DATASET EXCERPTS:
==============================

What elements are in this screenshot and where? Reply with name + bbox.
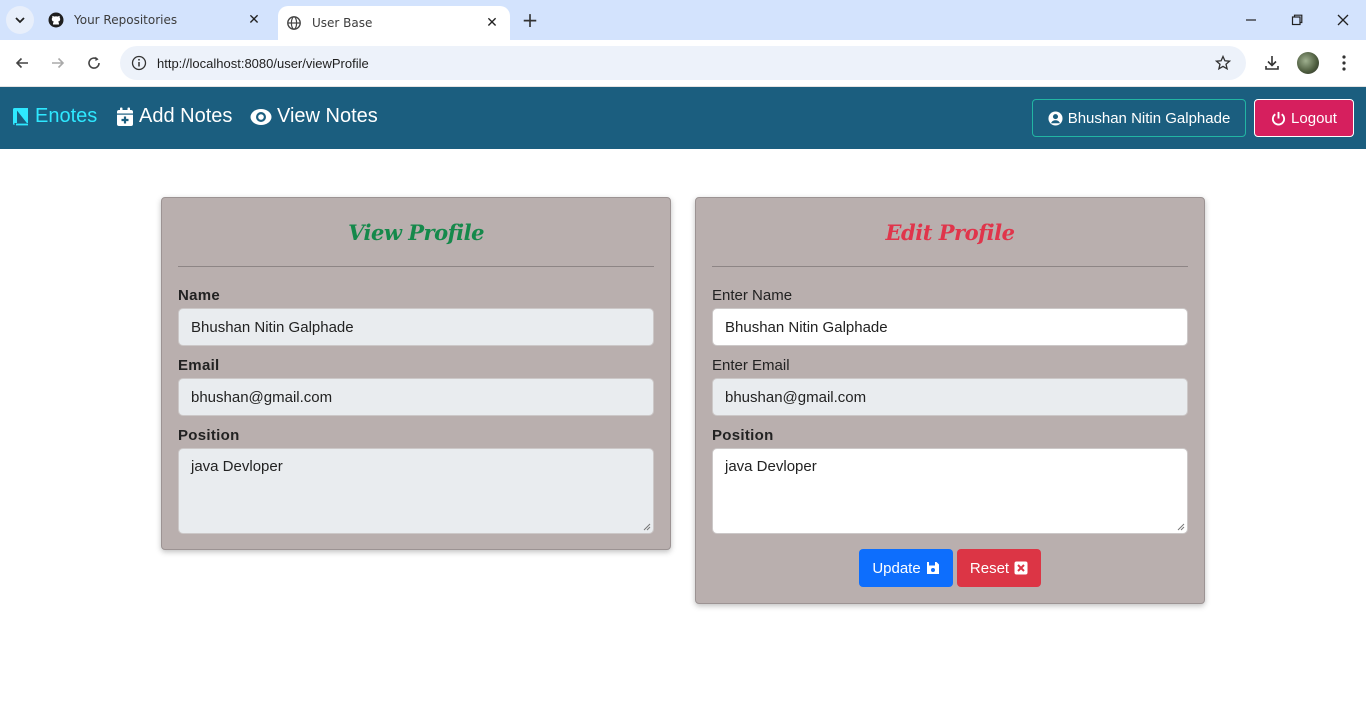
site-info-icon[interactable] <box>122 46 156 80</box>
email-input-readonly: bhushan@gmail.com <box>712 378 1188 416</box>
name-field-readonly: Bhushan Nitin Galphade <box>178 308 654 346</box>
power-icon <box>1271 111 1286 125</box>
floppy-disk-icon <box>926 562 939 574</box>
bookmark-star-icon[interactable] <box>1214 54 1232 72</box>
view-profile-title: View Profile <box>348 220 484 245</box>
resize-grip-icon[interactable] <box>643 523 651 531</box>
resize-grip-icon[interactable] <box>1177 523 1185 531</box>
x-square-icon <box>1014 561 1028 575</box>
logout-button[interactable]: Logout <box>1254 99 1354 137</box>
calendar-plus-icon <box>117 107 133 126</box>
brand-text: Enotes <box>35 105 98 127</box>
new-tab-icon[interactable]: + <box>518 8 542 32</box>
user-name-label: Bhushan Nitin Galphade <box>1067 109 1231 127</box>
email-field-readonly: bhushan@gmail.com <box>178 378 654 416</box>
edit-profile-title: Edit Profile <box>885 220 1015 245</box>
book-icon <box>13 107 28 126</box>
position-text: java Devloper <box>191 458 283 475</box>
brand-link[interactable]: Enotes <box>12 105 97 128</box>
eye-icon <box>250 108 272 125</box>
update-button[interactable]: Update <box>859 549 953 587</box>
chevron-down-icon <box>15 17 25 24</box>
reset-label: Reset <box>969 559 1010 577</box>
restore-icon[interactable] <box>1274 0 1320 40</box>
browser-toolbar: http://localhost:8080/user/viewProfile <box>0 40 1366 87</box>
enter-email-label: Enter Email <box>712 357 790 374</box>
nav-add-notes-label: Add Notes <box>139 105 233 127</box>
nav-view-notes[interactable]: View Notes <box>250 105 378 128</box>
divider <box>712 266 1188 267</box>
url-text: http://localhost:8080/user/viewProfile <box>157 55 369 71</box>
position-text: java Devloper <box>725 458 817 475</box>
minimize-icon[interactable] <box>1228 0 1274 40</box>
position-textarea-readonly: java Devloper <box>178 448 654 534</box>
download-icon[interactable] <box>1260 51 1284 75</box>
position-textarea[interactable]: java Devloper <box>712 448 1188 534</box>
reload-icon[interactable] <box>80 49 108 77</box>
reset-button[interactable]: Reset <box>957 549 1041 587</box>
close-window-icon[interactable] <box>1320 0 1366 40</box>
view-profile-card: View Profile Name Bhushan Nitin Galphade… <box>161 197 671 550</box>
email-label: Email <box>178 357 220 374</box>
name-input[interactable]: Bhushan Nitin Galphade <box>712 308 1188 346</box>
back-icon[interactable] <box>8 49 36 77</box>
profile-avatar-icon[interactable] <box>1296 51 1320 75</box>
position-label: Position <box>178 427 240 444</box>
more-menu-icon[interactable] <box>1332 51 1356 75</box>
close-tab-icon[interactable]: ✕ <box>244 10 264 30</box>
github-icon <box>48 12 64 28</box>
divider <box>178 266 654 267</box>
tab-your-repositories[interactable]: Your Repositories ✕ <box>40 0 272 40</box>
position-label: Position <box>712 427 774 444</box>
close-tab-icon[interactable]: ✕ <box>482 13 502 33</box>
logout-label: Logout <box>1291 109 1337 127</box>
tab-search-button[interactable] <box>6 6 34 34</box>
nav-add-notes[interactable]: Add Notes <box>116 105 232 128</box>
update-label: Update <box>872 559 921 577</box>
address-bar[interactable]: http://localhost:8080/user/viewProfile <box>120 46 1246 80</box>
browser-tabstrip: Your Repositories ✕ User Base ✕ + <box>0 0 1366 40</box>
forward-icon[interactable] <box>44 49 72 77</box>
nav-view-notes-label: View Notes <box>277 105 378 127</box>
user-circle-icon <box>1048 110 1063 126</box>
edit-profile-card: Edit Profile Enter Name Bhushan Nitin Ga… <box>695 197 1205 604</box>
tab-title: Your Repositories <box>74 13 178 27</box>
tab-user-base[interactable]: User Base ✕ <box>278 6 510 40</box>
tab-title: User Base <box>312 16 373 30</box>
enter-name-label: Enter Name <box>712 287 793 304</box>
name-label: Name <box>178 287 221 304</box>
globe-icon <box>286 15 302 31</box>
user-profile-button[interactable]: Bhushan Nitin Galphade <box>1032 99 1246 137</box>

==============================

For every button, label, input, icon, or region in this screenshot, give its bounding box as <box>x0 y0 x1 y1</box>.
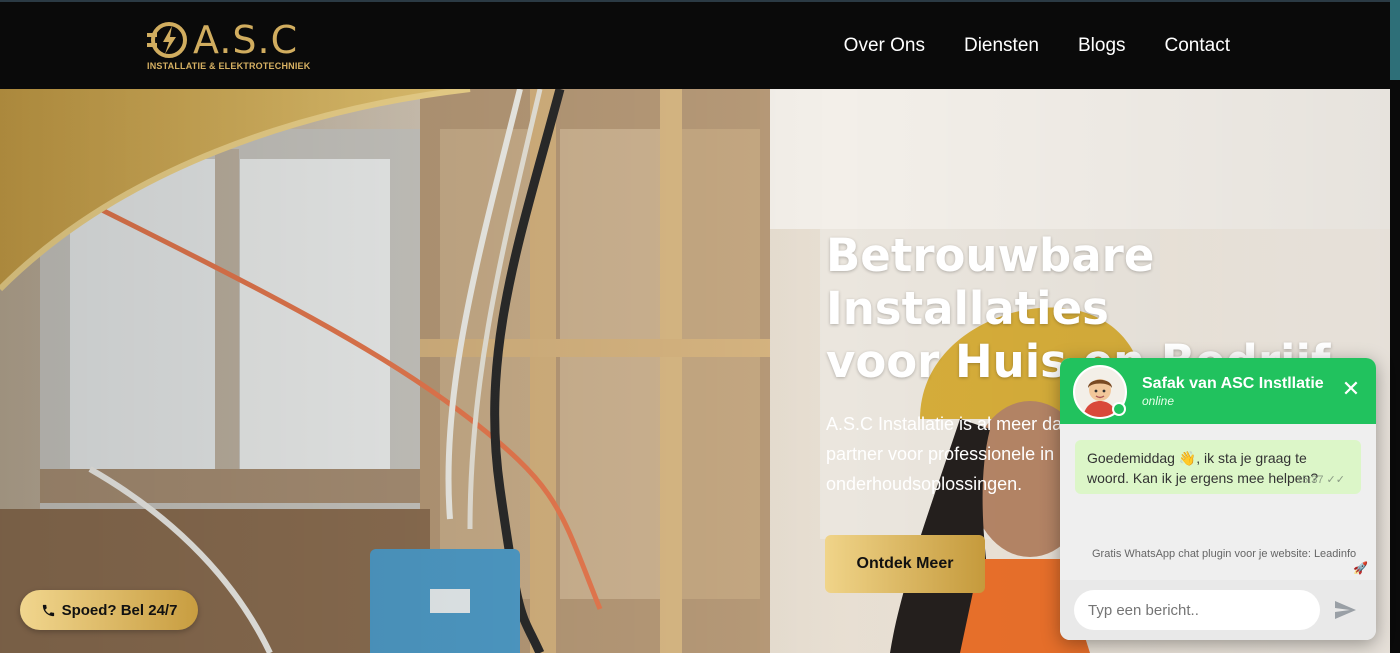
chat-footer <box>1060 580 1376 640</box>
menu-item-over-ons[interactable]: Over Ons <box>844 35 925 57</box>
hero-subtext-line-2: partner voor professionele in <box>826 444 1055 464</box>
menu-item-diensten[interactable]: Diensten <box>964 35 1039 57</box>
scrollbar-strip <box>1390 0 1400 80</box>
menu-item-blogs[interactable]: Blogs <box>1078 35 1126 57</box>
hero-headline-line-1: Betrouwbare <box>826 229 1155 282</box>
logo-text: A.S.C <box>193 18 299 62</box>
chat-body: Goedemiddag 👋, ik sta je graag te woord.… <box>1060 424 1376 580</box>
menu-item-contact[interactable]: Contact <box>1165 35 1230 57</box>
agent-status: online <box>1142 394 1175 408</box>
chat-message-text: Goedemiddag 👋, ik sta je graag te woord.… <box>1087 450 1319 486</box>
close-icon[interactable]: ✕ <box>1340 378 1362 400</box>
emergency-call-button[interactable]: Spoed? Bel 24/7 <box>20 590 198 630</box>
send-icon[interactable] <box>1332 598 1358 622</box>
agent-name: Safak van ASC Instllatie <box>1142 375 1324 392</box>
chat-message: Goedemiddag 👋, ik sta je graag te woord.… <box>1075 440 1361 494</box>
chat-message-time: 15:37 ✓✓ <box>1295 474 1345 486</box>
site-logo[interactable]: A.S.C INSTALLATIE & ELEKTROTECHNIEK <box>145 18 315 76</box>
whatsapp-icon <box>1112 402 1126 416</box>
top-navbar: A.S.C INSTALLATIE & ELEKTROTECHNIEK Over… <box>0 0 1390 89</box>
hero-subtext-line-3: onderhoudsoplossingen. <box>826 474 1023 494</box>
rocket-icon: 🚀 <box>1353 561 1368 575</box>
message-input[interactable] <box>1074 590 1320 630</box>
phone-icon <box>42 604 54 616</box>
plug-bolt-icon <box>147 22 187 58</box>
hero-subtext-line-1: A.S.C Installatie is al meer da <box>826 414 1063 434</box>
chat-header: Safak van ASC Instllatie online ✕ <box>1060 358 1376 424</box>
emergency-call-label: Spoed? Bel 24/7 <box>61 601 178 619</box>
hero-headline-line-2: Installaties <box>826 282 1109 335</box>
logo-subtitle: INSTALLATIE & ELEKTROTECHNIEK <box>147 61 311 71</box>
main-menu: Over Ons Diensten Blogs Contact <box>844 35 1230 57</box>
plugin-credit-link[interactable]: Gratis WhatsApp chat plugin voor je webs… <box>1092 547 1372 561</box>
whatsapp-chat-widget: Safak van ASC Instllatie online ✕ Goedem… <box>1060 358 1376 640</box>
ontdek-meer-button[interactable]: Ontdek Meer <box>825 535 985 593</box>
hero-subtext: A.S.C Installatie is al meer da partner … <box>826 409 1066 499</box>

==============================

WHAT YOU HAVE TO DO:
Put the lines from the one containing "site-info-icon[interactable] <box>122 46" through the one containing "calendar-plus-icon <box>117 107 133 126</box>", both included, into a Markdown table. Use the columns Row and Text, and leave out any blank lines.

SOLUTION TO THIS EXERCISE:
| Row | Text |
|---|---|
| 1 | site-info-icon[interactable] <box>122 46 156 80</box> |
| 2 | email-input-readonly: bhushan@gmail.com <box>712 378 1188 416</box> |
| 3 | name-field-readonly: Bhushan Nitin Galphade <box>178 308 654 346</box> |
| 4 | power-icon <box>1271 111 1286 125</box> |
| 5 | floppy-disk-icon <box>926 562 939 574</box> |
| 6 | bookmark-star-icon[interactable] <box>1214 54 1232 72</box> |
| 7 | view-profile-title: View Profile <box>348 220 484 245</box> |
| 8 | resize-grip-icon[interactable] <box>643 523 651 531</box> |
| 9 | resize-grip-icon[interactable] <box>1177 523 1185 531</box> |
| 10 | x-square-icon <box>1014 561 1028 575</box> |
| 11 | logout-button[interactable]: Logout <box>1254 99 1354 137</box> |
| 12 | calendar-plus-icon <box>117 107 133 126</box> |